# Input data start

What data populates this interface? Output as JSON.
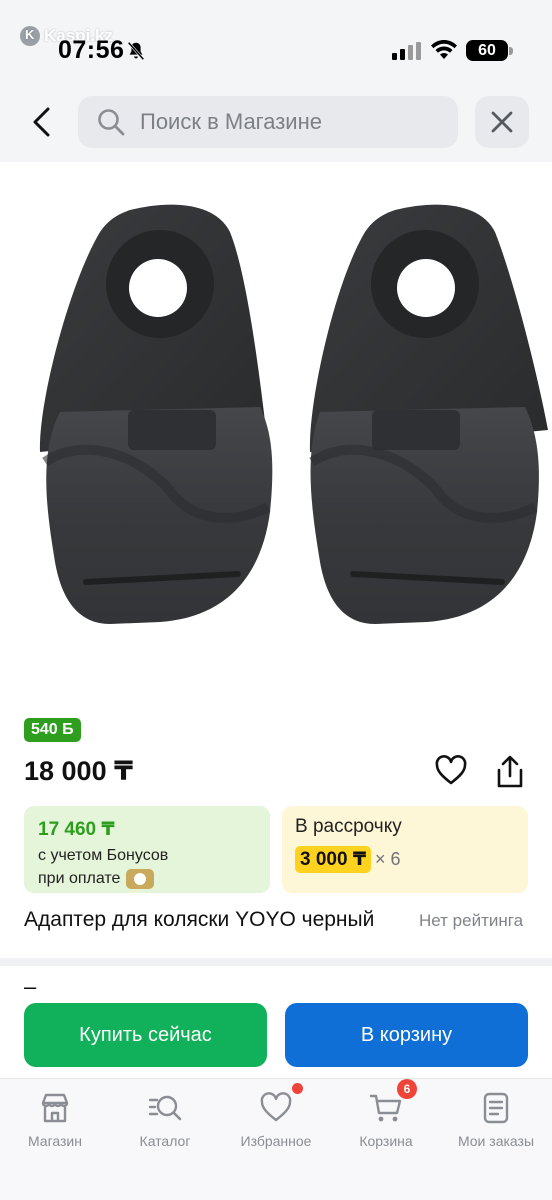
{
  "status_bar": {
    "carrier_label": "Kaspi.kz",
    "time": "07:56",
    "battery": "60"
  },
  "search": {
    "placeholder": "Поиск в Магазине"
  },
  "product": {
    "bonus_badge": "540 Б",
    "price": "18 000 ₸",
    "title": "Адаптер для коляски YOYO черный",
    "rating_text": "Нет рейтинга"
  },
  "bonus_card": {
    "amount": "17 460 ₸",
    "line1": "с учетом Бонусов",
    "line2": "при оплате"
  },
  "installment_card": {
    "title": "В рассрочку",
    "monthly": "3 000 ₸",
    "months": "× 6"
  },
  "section2": {
    "dash": "–"
  },
  "actions": {
    "buy_now": "Купить сейчас",
    "add_to_cart": "В корзину"
  },
  "bottom_nav": {
    "items": [
      {
        "label": "Магазин",
        "icon": "shop-icon"
      },
      {
        "label": "Каталог",
        "icon": "catalog-search-icon"
      },
      {
        "label": "Избранное",
        "icon": "heart-icon",
        "has_dot": true
      },
      {
        "label": "Корзина",
        "icon": "cart-icon",
        "badge": "6"
      },
      {
        "label": "Мои заказы",
        "icon": "orders-icon"
      }
    ]
  },
  "colors": {
    "green_accent": "#2e9e1f",
    "buy_button": "#11b05a",
    "cart_button": "#0f6fd6",
    "installment_chip": "#ffd21f",
    "badge_red": "#f0443a"
  }
}
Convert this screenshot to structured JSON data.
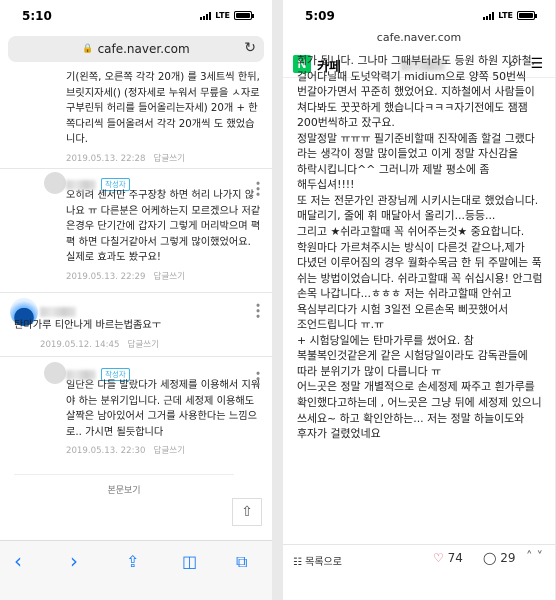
{
  "left": {
    "status_time": "5:10",
    "network": "LTE",
    "url": "cafe.naver.com",
    "intro_text": "기(왼쪽, 오른쪽 각각 20개) 를 3세트씩 한뒤, 브릿지자세() (정자세로 누워서 무릎을 ㅅ자로 구부린뒤 허리를 들어올리는자세) 20개 + 한쪽다리씩 들어올려서 각각 20개씩 도 했었습니다.",
    "intro_date": "2019.05.13. 22:28",
    "reply_label": "답글쓰기",
    "comments": [
      {
        "badge": "작성자",
        "text": "오히려 센서만 주구장창 하면 허리 나가지 않나요 ㅠ 다른분은 어케하는지 모르겠으나 저같은경우 단기간에 갑자기 그렇게 머리박으며 펵펵 하면 다칠거같아서 그렇게 많이했었어요. 실제로 효과도 봤구요!",
        "date": "2019.05.13. 22:29"
      },
      {
        "badge": "",
        "text": "탄마가루 티안나게 바르는법좀요ㅜ",
        "date": "2019.05.12. 14:45"
      },
      {
        "badge": "작성자",
        "text": "일단은 다들 발랐다가 세정제를 이용해서 지워야 하는 분위기입니다. 근데 세정제 이용해도 살짝은 남아있어서 그거를 사용한다는 느낌으로.. 가시면 될듯합니다",
        "date": "2019.05.13. 22:30"
      }
    ],
    "more_label": "본문보기",
    "scroll_top_icon": "arrow-up-icon",
    "toolbar_icons": [
      "back-icon",
      "forward-icon",
      "share-icon",
      "bookmarks-icon",
      "tabs-icon"
    ]
  },
  "right": {
    "status_time": "5:09",
    "network": "LTE",
    "url": "cafe.naver.com",
    "logo": "N",
    "cafe_label": "카페",
    "paragraphs": [
      "회가 됩니다. 그나마 그때부터라도 등원 하원 지하철, 걸어다닐때 도넛악력기 midium으로 양쪽 50번씩 번갈아가면서 꾸준히 했었어요. 지하철에서 사람들이 쳐다봐도 꿋꿋하게 했습니다ㅋㅋㅋ자기전에도 잼잼 200번씩하고 잤구요.",
      "정말정말 ㅠㅠㅠ 필기준비할때 진작에좀 할걸 그랬다 라는 생각이 정말 많이들었고 이게 정말 자신감을 하락시킵니다^^ 그러니까 제발 평소에 좀 해두십셔!!!!",
      "또 저는 전문가인 관장님께 시키시는대로 했었습니다. 매달리기, 줄에 휘 매달아서 올리기...등등...",
      "그리고 ★쉬라고할때 꼭 쉬어주는것★ 중요합니다. 학원마다 가르쳐주시는 방식이 다른것 같으나,제가 다녔던 이루어짐의 경우 월화수목금 한 뒤 주말에는 푹 쉬는 방법이었습니다. 쉬라고할때 꼭 쉬십시용! 안그럼 손목 나갑니다...ㅎㅎㅎ 저는 쉬라고할때 안쉬고 욕심부리다가 시험 3일전 오른손목 삐끗했어서 조언드립니다 ㅠ.ㅠ",
      "+ 시험당일에는 탄마가루를 썼어요. 참 복불복인것같은게 같은 시험당일이라도 감독관들에 따라 분위기가 많이 다릅니다 ㅠ",
      "어느곳은 정말 개별적으로 손세정제 짜주고 흰가루를 확인했다고하는데 , 어느곳은 그냥 뒤에 세정제 있으니 쓰세요~ 하고 확인안하는... 저는 정말 하늘이도와 후자가 걸렸었네요"
    ],
    "list_label": "목록으로",
    "like_count": "74",
    "comment_count": "29",
    "accent_green": "#03c75a",
    "like_color": "#e0455a"
  }
}
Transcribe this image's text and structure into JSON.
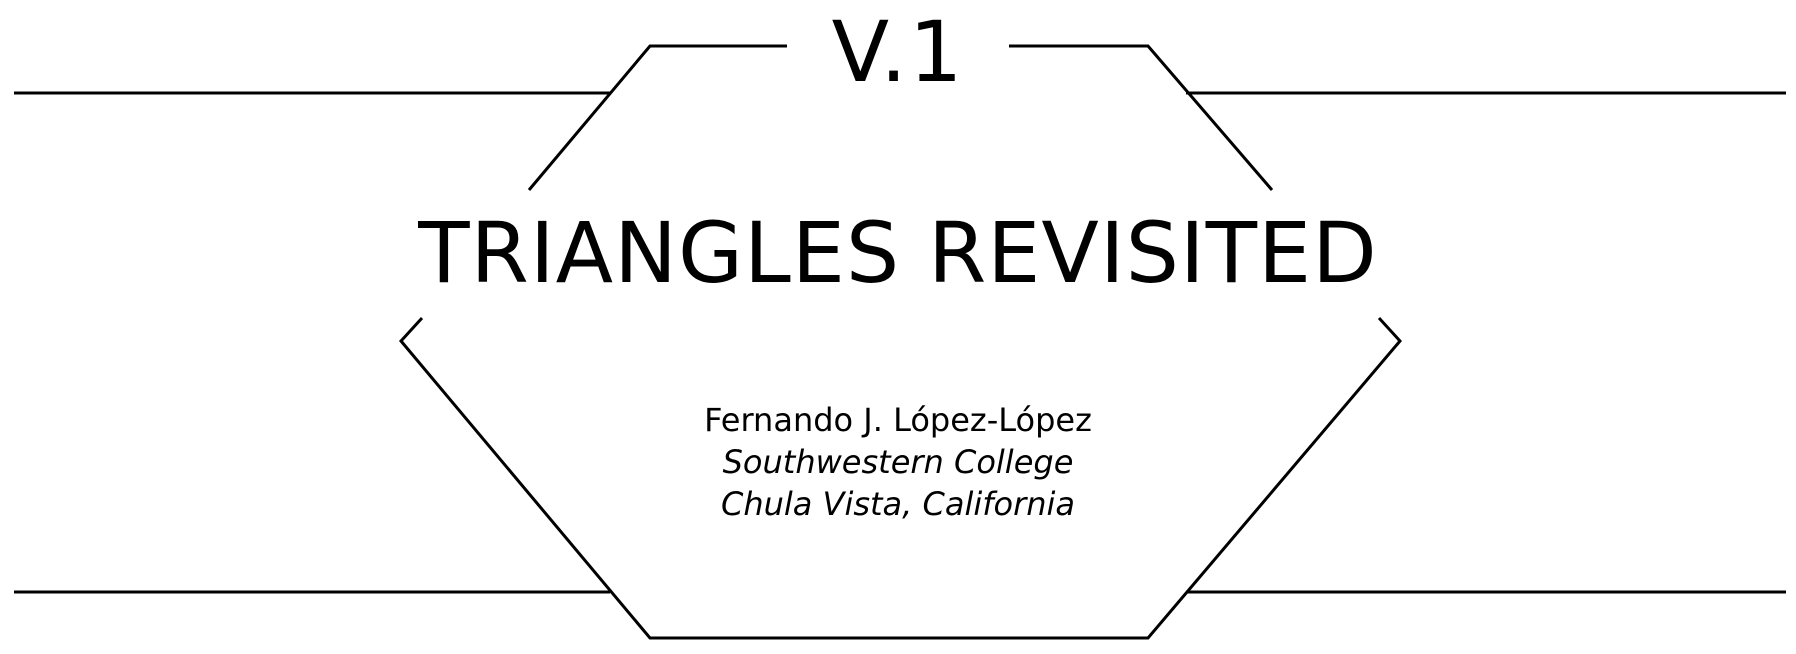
{
  "header": {
    "section_number": "V.1",
    "title": "TRIANGLES REVISITED"
  },
  "author": {
    "name": "Fernando J. López-López",
    "institution": "Southwestern College",
    "location": "Chula Vista, California"
  },
  "colors": {
    "ink": "#000000",
    "paper": "#ffffff"
  }
}
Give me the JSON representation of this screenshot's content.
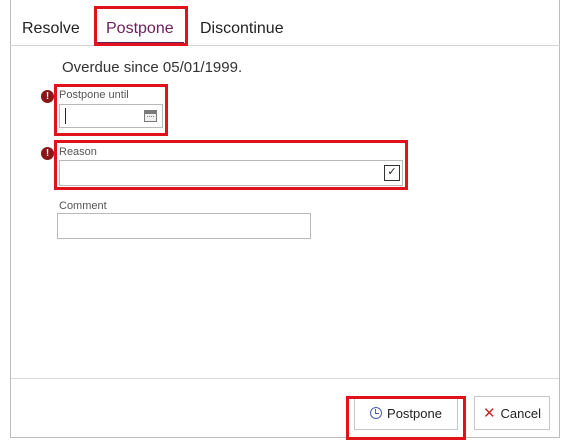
{
  "tabs": [
    {
      "label": "Resolve",
      "active": false
    },
    {
      "label": "Postpone",
      "active": true
    },
    {
      "label": "Discontinue",
      "active": false
    }
  ],
  "status": {
    "overdue_text": "Overdue since 05/01/1999."
  },
  "form": {
    "postpone_until": {
      "label": "Postpone until",
      "value": "",
      "required": true,
      "icon": "calendar-icon"
    },
    "reason": {
      "label": "Reason",
      "value": "",
      "required": true,
      "icon": "chevron-down-icon"
    },
    "comment": {
      "label": "Comment",
      "value": ""
    }
  },
  "footer": {
    "postpone_label": "Postpone",
    "postpone_icon": "clock-icon",
    "cancel_label": "Cancel",
    "cancel_icon": "close-icon"
  },
  "colors": {
    "accent": "#6b1f5c",
    "highlight": "#e0121c",
    "required": "#8b1616",
    "cancel": "#c62828"
  }
}
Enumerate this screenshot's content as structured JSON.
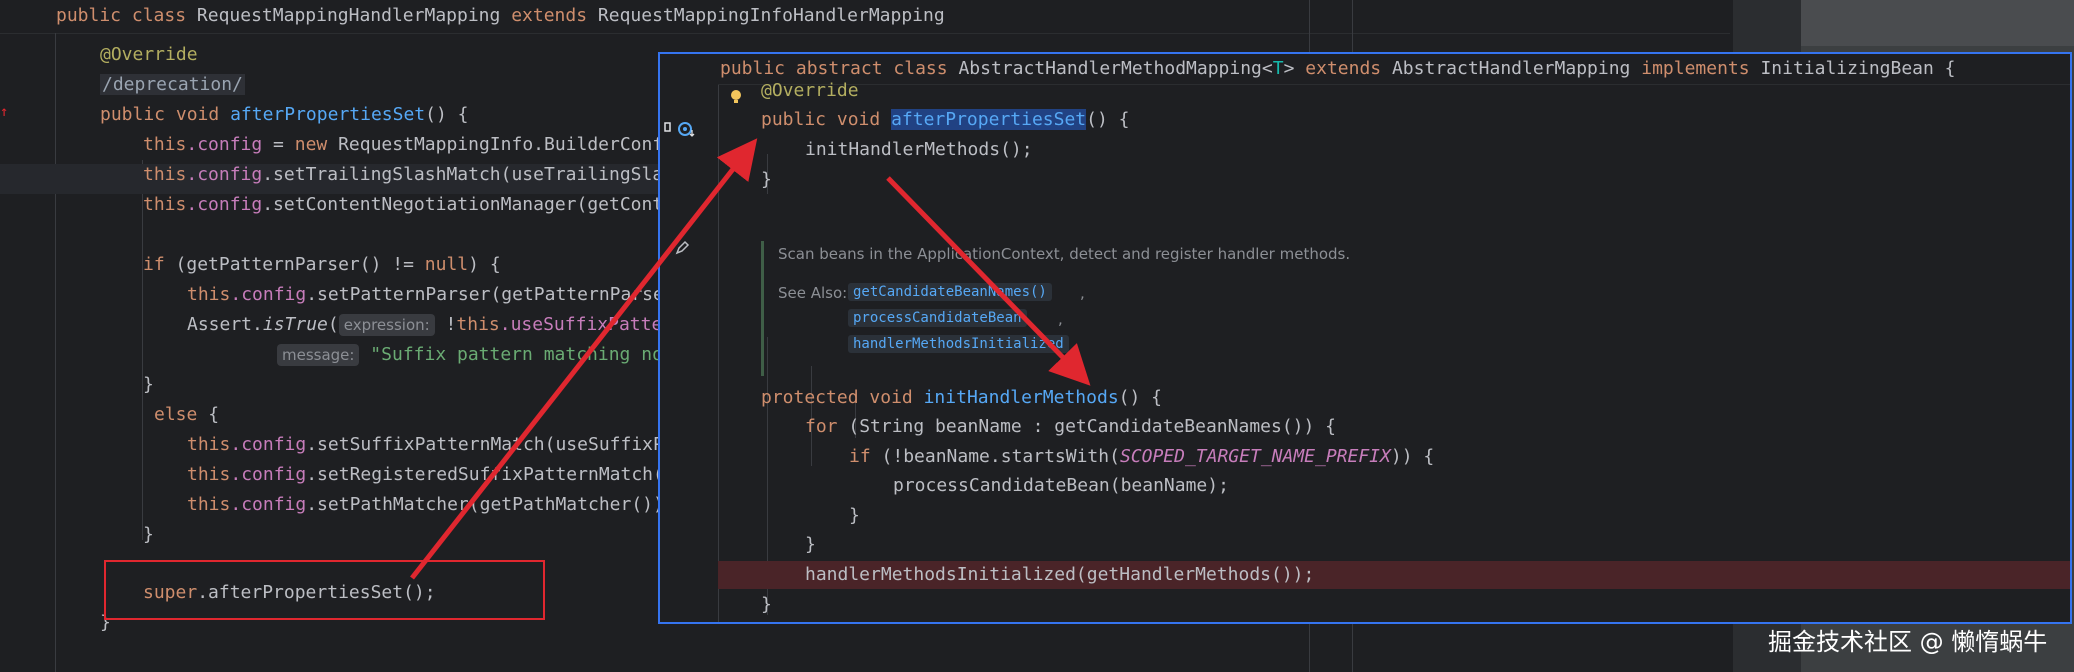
{
  "left": {
    "header": {
      "kw1": "public",
      "kw2": "class",
      "class_name": "RequestMappingHandlerMapping",
      "kw3": "extends",
      "parent": "RequestMappingInfoHandlerMapping"
    },
    "override": "@Override",
    "deprecation": "/deprecation/",
    "sig": {
      "kw1": "public",
      "kw2": "void",
      "name": "afterPropertiesSet",
      "rest": "() {"
    },
    "l1": {
      "this": "this",
      "field": ".config",
      "rest": " = ",
      "kw": "new",
      "rest2": " RequestMappingInfo.BuilderConf"
    },
    "l2": {
      "this": "this",
      "field": ".config",
      "rest": ".setTrailingSlashMatch(useTrailingSla"
    },
    "l3": {
      "this": "this",
      "field": ".config",
      "rest": ".setContentNegotiationManager(getCont"
    },
    "l4": {
      "kw": "if",
      "rest": " (getPatternParser() != ",
      "kw2": "null",
      "rest2": ") {"
    },
    "l5": {
      "this": "this",
      "field": ".config",
      "rest": ".setPatternParser(getPatternParse"
    },
    "l6": {
      "pre": "Assert.",
      "fn": "isTrue",
      "rest": "(",
      "hint": "expression:",
      "rest2": " !",
      "this": "this",
      "field": ".useSuffixPatte"
    },
    "l7": {
      "hint": "message:",
      "str": " \"Suffix pattern matching not"
    },
    "close1": "}",
    "else": "else",
    "else_brace": " {",
    "l8": {
      "this": "this",
      "field": ".config",
      "rest": ".setSuffixPatternMatch(useSuffixP"
    },
    "l9": {
      "this": "this",
      "field": ".config",
      "rest": ".setRegisteredSuffixPatternMatch("
    },
    "l10": {
      "this": "this",
      "field": ".config",
      "rest": ".setPathMatcher(getPathMatcher())"
    },
    "close2": "}",
    "super_line": {
      "kw": "super",
      "rest": ".afterPropertiesSet();"
    },
    "close3": "}"
  },
  "popup": {
    "header": {
      "kw1": "public",
      "kw2": "abstract",
      "kw3": "class",
      "name": "AbstractHandlerMethodMapping",
      "lt": "<",
      "tparam": "T",
      "gt": ">",
      "kw4": "extends",
      "parent": "AbstractHandlerMapping",
      "kw5": "implements",
      "iface": "InitializingBean",
      "brace": " {"
    },
    "override": "@Override",
    "sig": {
      "kw1": "public",
      "kw2": "void",
      "name": "afterPropertiesSet",
      "rest": "() {"
    },
    "call1": "initHandlerMethods();",
    "close1": "}",
    "doc": {
      "summary": "Scan beans in the ApplicationContext, detect and register handler methods.",
      "see_also": "See Also:",
      "link1": "getCandidateBeanNames()",
      "link2": "processCandidateBean",
      "link3": "handlerMethodsInitialized",
      "comma": ","
    },
    "sig2": {
      "kw1": "protected",
      "kw2": "void",
      "name": "initHandlerMethods",
      "rest": "() {"
    },
    "for_line": {
      "kw": "for",
      "rest": " (String beanName : getCandidateBeanNames()) {"
    },
    "if_line": {
      "kw": "if",
      "rest": " (!beanName.startsWith(",
      "const": "SCOPED_TARGET_NAME_PREFIX",
      "rest2": ")) {"
    },
    "process_line": "processCandidateBean(beanName);",
    "close_if": "}",
    "close_for": "}",
    "handler_line": "handlerMethodsInitialized(getHandlerMethods());",
    "close_method": "}"
  },
  "watermark": "掘金技术社区 @ 懒惰蜗牛",
  "colors": {
    "background": "#1e1f22",
    "keyword": "#cf8e6d",
    "function": "#56a8f5",
    "annotation": "#b3ae60",
    "string": "#6aab73",
    "field": "#c77dbb",
    "popup_border": "#3574f0",
    "error_line": "#4a2428",
    "arrow": "#e0272f"
  }
}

# Input data end

Look through the entries and work out how many lines have the word "title" in them; reply with that number only.

» **Problem solution**
3